Quote every line of the data below as it stands, omitting pictures.

◇ ◇ ◇ ◇

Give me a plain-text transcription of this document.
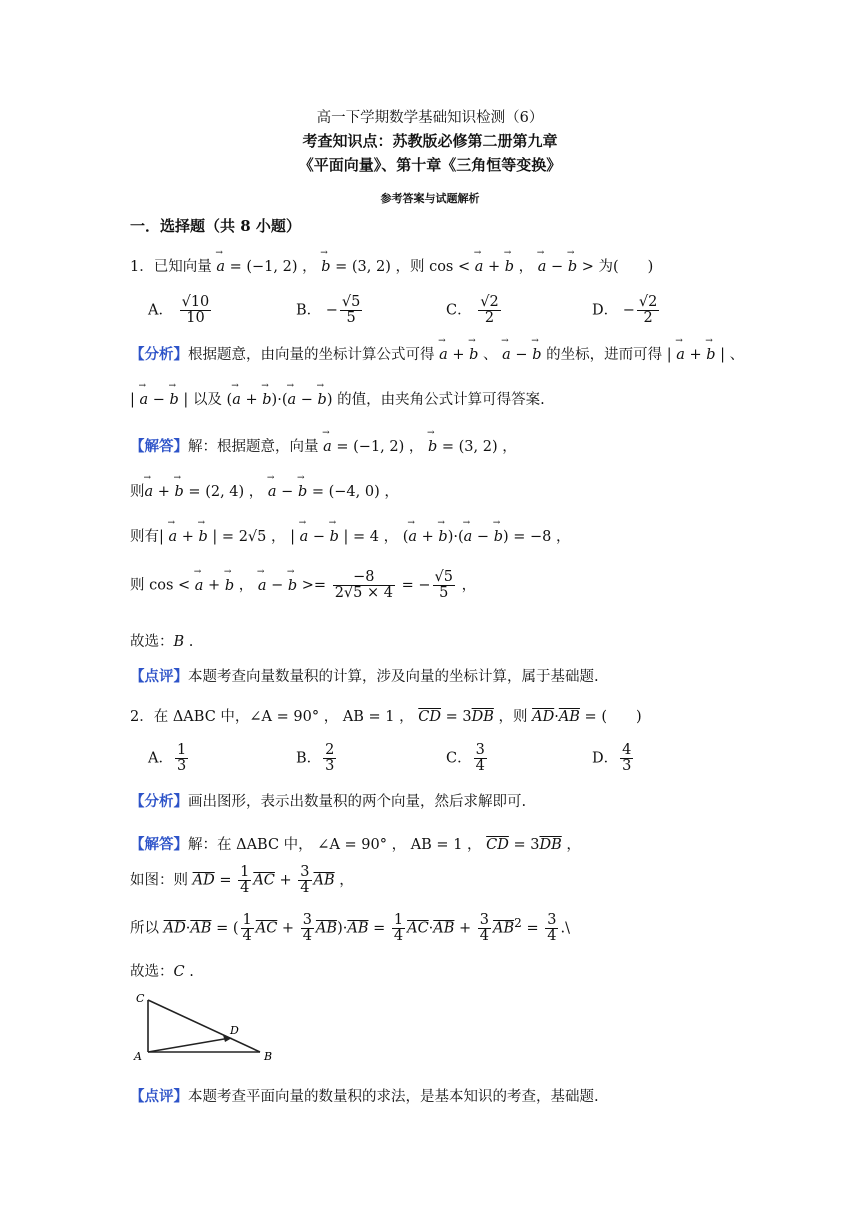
高一下学期数学基础知识检测（6）
考查知识点：苏教版必修第二册第九章
《平面向量》、第十章《三角恒等变换》
参考答案与试题解析
一．选择题（共 8 小题）
1．已知向量 → a = (−1, 2) ， → b = (3, 2) ，则 cos < → a + → b ， → a − → b > 为(　　)
A． $\frac{√10}{10}$	B． − $\frac{√5}{5}$	C． $\frac{√2}{2}$	D． − $\frac{√2}{2}$
【分析】根据题意，由向量的坐标计算公式可得 → a + → b 、 → a − → b 的坐标，进而可得 | → a + → b | 、
| → a − → b | 以及 (→ a + → b)·(→ a − → b) 的值，由夹角公式计算可得答案.
【解答】解：根据题意，向量 → a = (−1, 2) ， → b = (3, 2) ，
则→ a + → b = (2, 4) ， → a − → b = (−4, 0) ，
则有| → a + → b | = 2√5 ， | → a − → b | = 4 ， (→ a + → b)·(→ a − → b) = −8 ，
则 cos < → a + → b ， → a − → $b >= \frac{-8}{2√5 \times 4}$ = − $\frac{√5}{5}$ ，
故选：B .
【点评】本题考查向量数量积的计算，涉及向量的坐标计算，属于基础题.
2．在 ΔABC 中，∠A = 90° ， AB = 1 ， $\overline{CD} = 3\overline{DB}$ ，则 $\overline{AD}\cdot\overline{AB}$ = (　　)
A． $\frac{1}{3}$	B． $\frac{2}{3}$	C． $\frac{3}{4}$	D． $\frac{4}{3}$
【分析】画出图形，表示出数量积的两个向量，然后求解即可.
【解答】解：在 ΔABC 中， ∠A = 90° ， AB = 1 ， $\overline{CD} = 3\overline{DB}$ ，
如图：则 $\overline{AD} = \frac{1}{4} \overline{AC} + \frac{3}{4} \overline{AB}$ ，
所以 $\overline{AD}\cdot\overline{AB}$ = ( $\frac{1}{4} \overline{AC} + \frac{3}{4} \overline{AB})\cdot\overline{AB} = \frac{1}{4} \overline{AC}\cdot\overline{AB} + \frac{3}{4} \overline{AB}^2 = \frac{3}{4}$ .\
故选：C .
C
D
A	B
【点评】本题考查平面向量的数量积的求法，是基本知识的考查，基础题.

◇ ◇ ◇ ◇

-- Solution to this exercise --
Give me a plain-text transcription of this document.
高一下学期数学基础知识检测（6）
考查知识点：苏教版必修第二册第九章
《平面向量》、第十章《三角恒等变换》
参考答案与试题解析
一．选择题（共 8 小题）
1．已知向量 → a = (−1, 2) ， → b = (3, 2) ，则 cos < → a + → b ， → a − → b > 为(　　)
A． $\frac{√10}{10}$	B． − $\frac{√5}{5}$	C． $\frac{√2}{2}$	D． − $\frac{√2}{2}$
【分析】根据题意，由向量的坐标计算公式可得 → a + → b 、 → a − → b 的坐标，进而可得 | → a + → b | 、
| → a − → b | 以及 (→ a + → b)·(→ a − → b) 的值，由夹角公式计算可得答案.
【解答】解：根据题意，向量 → a = (−1, 2) ， → b = (3, 2) ，
则→ a + → b = (2, 4) ， → a − → b = (−4, 0) ，
则有| → a + → b | = 2√5 ， | → a − → b | = 4 ， (→ a + → b)·(→ a − → b) = −8 ，
则 cos < → a + → b ， → a − → $b >= \frac{-8}{2√5 \times 4}$ = − $\frac{√5}{5}$ ，
故选：B .
【点评】本题考查向量数量积的计算，涉及向量的坐标计算，属于基础题.
2．在 ΔABC 中，∠A = 90° ， AB = 1 ， $\overline{CD} = 3\overline{DB}$ ，则 $\overline{AD}\cdot\overline{AB}$ = (　　)
A． $\frac{1}{3}$	B． $\frac{2}{3}$	C． $\frac{3}{4}$	D． $\frac{4}{3}$
【分析】画出图形，表示出数量积的两个向量，然后求解即可.
【解答】解：在 ΔABC 中， ∠A = 90° ， AB = 1 ， $\overline{CD} = 3\overline{DB}$ ，
如图：则 $\overline{AD} = \frac{1}{4} \overline{AC} + \frac{3}{4} \overline{AB}$ ，
所以 $\overline{AD}\cdot\overline{AB}$ = ( $\frac{1}{4} \overline{AC} + \frac{3}{4} \overline{AB})\cdot\overline{AB} = \frac{1}{4} \overline{AC}\cdot\overline{AB} + \frac{3}{4} \overline{AB}^2 = \frac{3}{4}$ .\
故选：C .
C
D
A	B
【点评】本题考查平面向量的数量积的求法，是基本知识的考查，基础题.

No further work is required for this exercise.